Set problem: Transcribe the records below exactly.

-- START Recorded data --

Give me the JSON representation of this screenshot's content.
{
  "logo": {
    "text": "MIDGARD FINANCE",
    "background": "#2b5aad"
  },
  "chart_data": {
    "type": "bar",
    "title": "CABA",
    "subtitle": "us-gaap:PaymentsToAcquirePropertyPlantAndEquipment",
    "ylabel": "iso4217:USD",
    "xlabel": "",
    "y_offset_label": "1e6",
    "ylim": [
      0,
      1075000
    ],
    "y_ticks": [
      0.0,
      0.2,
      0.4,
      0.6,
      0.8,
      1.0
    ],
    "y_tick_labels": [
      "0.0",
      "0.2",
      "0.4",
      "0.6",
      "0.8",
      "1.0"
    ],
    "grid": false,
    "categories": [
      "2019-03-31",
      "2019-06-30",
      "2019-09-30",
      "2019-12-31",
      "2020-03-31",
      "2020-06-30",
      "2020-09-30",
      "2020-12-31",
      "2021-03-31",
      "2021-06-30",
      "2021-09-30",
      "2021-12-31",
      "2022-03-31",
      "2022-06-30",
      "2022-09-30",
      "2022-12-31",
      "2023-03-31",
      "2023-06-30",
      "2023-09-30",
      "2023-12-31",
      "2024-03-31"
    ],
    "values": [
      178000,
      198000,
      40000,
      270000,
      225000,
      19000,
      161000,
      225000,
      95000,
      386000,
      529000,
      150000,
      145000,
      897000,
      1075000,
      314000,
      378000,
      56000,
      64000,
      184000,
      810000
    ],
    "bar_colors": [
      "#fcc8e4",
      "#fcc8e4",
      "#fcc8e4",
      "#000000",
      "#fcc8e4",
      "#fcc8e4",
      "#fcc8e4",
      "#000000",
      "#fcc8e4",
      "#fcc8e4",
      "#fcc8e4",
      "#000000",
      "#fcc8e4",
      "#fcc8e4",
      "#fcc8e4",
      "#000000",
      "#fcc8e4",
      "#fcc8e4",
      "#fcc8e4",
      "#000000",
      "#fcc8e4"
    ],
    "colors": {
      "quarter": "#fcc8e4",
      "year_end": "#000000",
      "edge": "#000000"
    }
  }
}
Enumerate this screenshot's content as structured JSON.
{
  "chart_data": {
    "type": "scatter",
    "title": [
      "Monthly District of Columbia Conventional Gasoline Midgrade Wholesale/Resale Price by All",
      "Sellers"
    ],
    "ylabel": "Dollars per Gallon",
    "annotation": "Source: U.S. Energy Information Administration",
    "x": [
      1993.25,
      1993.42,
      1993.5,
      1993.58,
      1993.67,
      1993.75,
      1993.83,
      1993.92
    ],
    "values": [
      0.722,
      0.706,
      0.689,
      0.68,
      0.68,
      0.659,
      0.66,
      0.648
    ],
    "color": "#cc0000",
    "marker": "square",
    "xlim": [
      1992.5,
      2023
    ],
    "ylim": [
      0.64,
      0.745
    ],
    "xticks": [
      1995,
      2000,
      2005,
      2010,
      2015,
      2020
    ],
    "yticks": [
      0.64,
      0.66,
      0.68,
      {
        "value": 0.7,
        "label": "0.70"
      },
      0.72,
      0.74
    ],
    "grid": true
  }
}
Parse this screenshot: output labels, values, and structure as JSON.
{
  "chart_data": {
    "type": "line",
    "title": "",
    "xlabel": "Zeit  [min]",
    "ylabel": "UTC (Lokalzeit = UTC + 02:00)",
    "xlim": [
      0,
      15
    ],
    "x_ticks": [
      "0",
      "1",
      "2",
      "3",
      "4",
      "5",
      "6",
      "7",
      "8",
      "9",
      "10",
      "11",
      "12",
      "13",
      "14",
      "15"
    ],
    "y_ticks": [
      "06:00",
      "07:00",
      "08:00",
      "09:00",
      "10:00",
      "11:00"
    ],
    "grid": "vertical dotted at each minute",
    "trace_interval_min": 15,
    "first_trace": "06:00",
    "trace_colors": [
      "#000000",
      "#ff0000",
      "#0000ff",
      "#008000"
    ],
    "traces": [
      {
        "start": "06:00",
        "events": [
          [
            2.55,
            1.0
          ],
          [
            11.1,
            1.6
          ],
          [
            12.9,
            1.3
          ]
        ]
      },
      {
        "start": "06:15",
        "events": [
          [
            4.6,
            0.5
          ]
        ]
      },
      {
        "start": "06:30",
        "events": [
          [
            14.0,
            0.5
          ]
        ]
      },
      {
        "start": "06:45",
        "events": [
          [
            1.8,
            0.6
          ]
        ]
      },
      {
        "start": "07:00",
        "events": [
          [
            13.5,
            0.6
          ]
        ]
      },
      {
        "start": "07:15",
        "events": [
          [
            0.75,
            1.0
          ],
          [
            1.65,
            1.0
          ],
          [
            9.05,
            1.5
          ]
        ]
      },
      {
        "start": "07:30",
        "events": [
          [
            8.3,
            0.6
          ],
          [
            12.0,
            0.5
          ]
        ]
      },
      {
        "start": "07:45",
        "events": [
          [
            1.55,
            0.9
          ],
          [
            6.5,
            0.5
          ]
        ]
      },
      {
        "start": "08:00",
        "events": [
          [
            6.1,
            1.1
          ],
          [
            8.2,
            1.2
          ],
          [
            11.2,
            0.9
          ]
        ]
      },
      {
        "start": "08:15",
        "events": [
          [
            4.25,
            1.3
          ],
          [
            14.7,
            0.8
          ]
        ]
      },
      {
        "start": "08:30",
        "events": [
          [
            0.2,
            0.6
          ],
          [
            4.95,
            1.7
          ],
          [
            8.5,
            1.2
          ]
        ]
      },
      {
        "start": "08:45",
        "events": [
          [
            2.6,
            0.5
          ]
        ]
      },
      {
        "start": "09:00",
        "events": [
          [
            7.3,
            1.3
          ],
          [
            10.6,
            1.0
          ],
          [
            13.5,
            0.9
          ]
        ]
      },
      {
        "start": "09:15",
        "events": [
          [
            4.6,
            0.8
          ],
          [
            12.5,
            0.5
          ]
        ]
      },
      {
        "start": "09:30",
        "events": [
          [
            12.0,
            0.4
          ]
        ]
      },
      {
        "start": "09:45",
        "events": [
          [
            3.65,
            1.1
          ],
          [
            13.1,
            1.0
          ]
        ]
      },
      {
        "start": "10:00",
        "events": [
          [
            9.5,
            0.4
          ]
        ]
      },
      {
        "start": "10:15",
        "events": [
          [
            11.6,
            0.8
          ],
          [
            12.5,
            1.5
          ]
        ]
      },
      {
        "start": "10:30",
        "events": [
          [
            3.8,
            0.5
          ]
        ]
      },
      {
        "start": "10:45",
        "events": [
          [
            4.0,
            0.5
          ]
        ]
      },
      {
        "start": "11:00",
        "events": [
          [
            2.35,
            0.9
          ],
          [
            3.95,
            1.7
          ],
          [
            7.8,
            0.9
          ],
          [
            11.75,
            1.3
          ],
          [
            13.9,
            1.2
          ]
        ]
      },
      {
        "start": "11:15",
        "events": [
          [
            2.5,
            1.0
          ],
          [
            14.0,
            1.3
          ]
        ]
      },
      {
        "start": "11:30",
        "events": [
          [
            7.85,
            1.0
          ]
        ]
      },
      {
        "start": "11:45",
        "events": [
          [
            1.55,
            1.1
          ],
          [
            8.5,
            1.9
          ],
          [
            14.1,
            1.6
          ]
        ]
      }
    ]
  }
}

-- END Recorded data --

Complete output:
Give me the JSON representation of this screenshot's content.
{
  "logo": {
    "text": "MIDGARD FINANCE",
    "background": "#2b5aad"
  },
  "chart_data": {
    "type": "bar",
    "title": "CABA",
    "subtitle": "us-gaap:PaymentsToAcquirePropertyPlantAndEquipment",
    "ylabel": "iso4217:USD",
    "xlabel": "",
    "y_offset_label": "1e6",
    "ylim": [
      0,
      1075000
    ],
    "y_ticks": [
      0.0,
      0.2,
      0.4,
      0.6,
      0.8,
      1.0
    ],
    "y_tick_labels": [
      "0.0",
      "0.2",
      "0.4",
      "0.6",
      "0.8",
      "1.0"
    ],
    "grid": false,
    "categories": [
      "2019-03-31",
      "2019-06-30",
      "2019-09-30",
      "2019-12-31",
      "2020-03-31",
      "2020-06-30",
      "2020-09-30",
      "2020-12-31",
      "2021-03-31",
      "2021-06-30",
      "2021-09-30",
      "2021-12-31",
      "2022-03-31",
      "2022-06-30",
      "2022-09-30",
      "2022-12-31",
      "2023-03-31",
      "2023-06-30",
      "2023-09-30",
      "2023-12-31",
      "2024-03-31"
    ],
    "values": [
      178000,
      198000,
      40000,
      270000,
      225000,
      19000,
      161000,
      225000,
      95000,
      386000,
      529000,
      150000,
      145000,
      897000,
      1075000,
      314000,
      378000,
      56000,
      64000,
      184000,
      810000
    ],
    "bar_colors": [
      "#fcc8e4",
      "#fcc8e4",
      "#fcc8e4",
      "#000000",
      "#fcc8e4",
      "#fcc8e4",
      "#fcc8e4",
      "#000000",
      "#fcc8e4",
      "#fcc8e4",
      "#fcc8e4",
      "#000000",
      "#fcc8e4",
      "#fcc8e4",
      "#fcc8e4",
      "#000000",
      "#fcc8e4",
      "#fcc8e4",
      "#fcc8e4",
      "#000000",
      "#fcc8e4"
    ],
    "colors": {
      "quarter": "#fcc8e4",
      "year_end": "#000000",
      "edge": "#000000"
    }
  }
}
Enumerate this screenshot's content as structured JSON.
{
  "chart_data": {
    "type": "scatter",
    "title": [
      "Monthly District of Columbia Conventional Gasoline Midgrade Wholesale/Resale Price by All",
      "Sellers"
    ],
    "ylabel": "Dollars per Gallon",
    "annotation": "Source: U.S. Energy Information Administration",
    "x": [
      1993.25,
      1993.42,
      1993.5,
      1993.58,
      1993.67,
      1993.75,
      1993.83,
      1993.92
    ],
    "values": [
      0.722,
      0.706,
      0.689,
      0.68,
      0.68,
      0.659,
      0.66,
      0.648
    ],
    "color": "#cc0000",
    "marker": "square",
    "xlim": [
      1992.5,
      2023
    ],
    "ylim": [
      0.64,
      0.745
    ],
    "xticks": [
      1995,
      2000,
      2005,
      2010,
      2015,
      2020
    ],
    "yticks": [
      0.64,
      0.66,
      0.68,
      {
        "value": 0.7,
        "label": "0.70"
      },
      0.72,
      0.74
    ],
    "grid": true
  }
}
Parse this screenshot: output labels, values, and structure as JSON.
{
  "chart_data": {
    "type": "line",
    "title": "",
    "xlabel": "Zeit  [min]",
    "ylabel": "UTC (Lokalzeit = UTC + 02:00)",
    "xlim": [
      0,
      15
    ],
    "x_ticks": [
      "0",
      "1",
      "2",
      "3",
      "4",
      "5",
      "6",
      "7",
      "8",
      "9",
      "10",
      "11",
      "12",
      "13",
      "14",
      "15"
    ],
    "y_ticks": [
      "06:00",
      "07:00",
      "08:00",
      "09:00",
      "10:00",
      "11:00"
    ],
    "grid": "vertical dotted at each minute",
    "trace_interval_min": 15,
    "first_trace": "06:00",
    "trace_colors": [
      "#000000",
      "#ff0000",
      "#0000ff",
      "#008000"
    ],
    "traces": [
      {
        "start": "06:00",
        "events": [
          [
            2.55,
            1.0
          ],
          [
            11.1,
            1.6
          ],
          [
            12.9,
            1.3
          ]
        ]
      },
      {
        "start": "06:15",
        "events": [
          [
            4.6,
            0.5
          ]
        ]
      },
      {
        "start": "06:30",
        "events": [
          [
            14.0,
            0.5
          ]
        ]
      },
      {
        "start": "06:45",
        "events": [
          [
            1.8,
            0.6
          ]
        ]
      },
      {
        "start": "07:00",
        "events": [
          [
            13.5,
            0.6
          ]
        ]
      },
      {
        "start": "07:15",
        "events": [
          [
            0.75,
            1.0
          ],
          [
            1.65,
            1.0
          ],
          [
            9.05,
            1.5
          ]
        ]
      },
      {
        "start": "07:30",
        "events": [
          [
            8.3,
            0.6
          ],
          [
            12.0,
            0.5
          ]
        ]
      },
      {
        "start": "07:45",
        "events": [
          [
            1.55,
            0.9
          ],
          [
            6.5,
            0.5
          ]
        ]
      },
      {
        "start": "08:00",
        "events": [
          [
            6.1,
            1.1
          ],
          [
            8.2,
            1.2
          ],
          [
            11.2,
            0.9
          ]
        ]
      },
      {
        "start": "08:15",
        "events": [
          [
            4.25,
            1.3
          ],
          [
            14.7,
            0.8
          ]
        ]
      },
      {
        "start": "08:30",
        "events": [
          [
            0.2,
            0.6
          ],
          [
            4.95,
            1.7
          ],
          [
            8.5,
            1.2
          ]
        ]
      },
      {
        "start": "08:45",
        "events": [
          [
            2.6,
            0.5
          ]
        ]
      },
      {
        "start": "09:00",
        "events": [
          [
            7.3,
            1.3
          ],
          [
            10.6,
            1.0
          ],
          [
            13.5,
            0.9
          ]
        ]
      },
      {
        "start": "09:15",
        "events": [
          [
            4.6,
            0.8
          ],
          [
            12.5,
            0.5
          ]
        ]
      },
      {
        "start": "09:30",
        "events": [
          [
            12.0,
            0.4
          ]
        ]
      },
      {
        "start": "09:45",
        "events": [
          [
            3.65,
            1.1
          ],
          [
            13.1,
            1.0
          ]
        ]
      },
      {
        "start": "10:00",
        "events": [
          [
            9.5,
            0.4
          ]
        ]
      },
      {
        "start": "10:15",
        "events": [
          [
            11.6,
            0.8
          ],
          [
            12.5,
            1.5
          ]
        ]
      },
      {
        "start": "10:30",
        "events": [
          [
            3.8,
            0.5
          ]
        ]
      },
      {
        "start": "10:45",
        "events": [
          [
            4.0,
            0.5
          ]
        ]
      },
      {
        "start": "11:00",
        "events": [
          [
            2.35,
            0.9
          ],
          [
            3.95,
            1.7
          ],
          [
            7.8,
            0.9
          ],
          [
            11.75,
            1.3
          ],
          [
            13.9,
            1.2
          ]
        ]
      },
      {
        "start": "11:15",
        "events": [
          [
            2.5,
            1.0
          ],
          [
            14.0,
            1.3
          ]
        ]
      },
      {
        "start": "11:30",
        "events": [
          [
            7.85,
            1.0
          ]
        ]
      },
      {
        "start": "11:45",
        "events": [
          [
            1.55,
            1.1
          ],
          [
            8.5,
            1.9
          ],
          [
            14.1,
            1.6
          ]
        ]
      }
    ]
  }
}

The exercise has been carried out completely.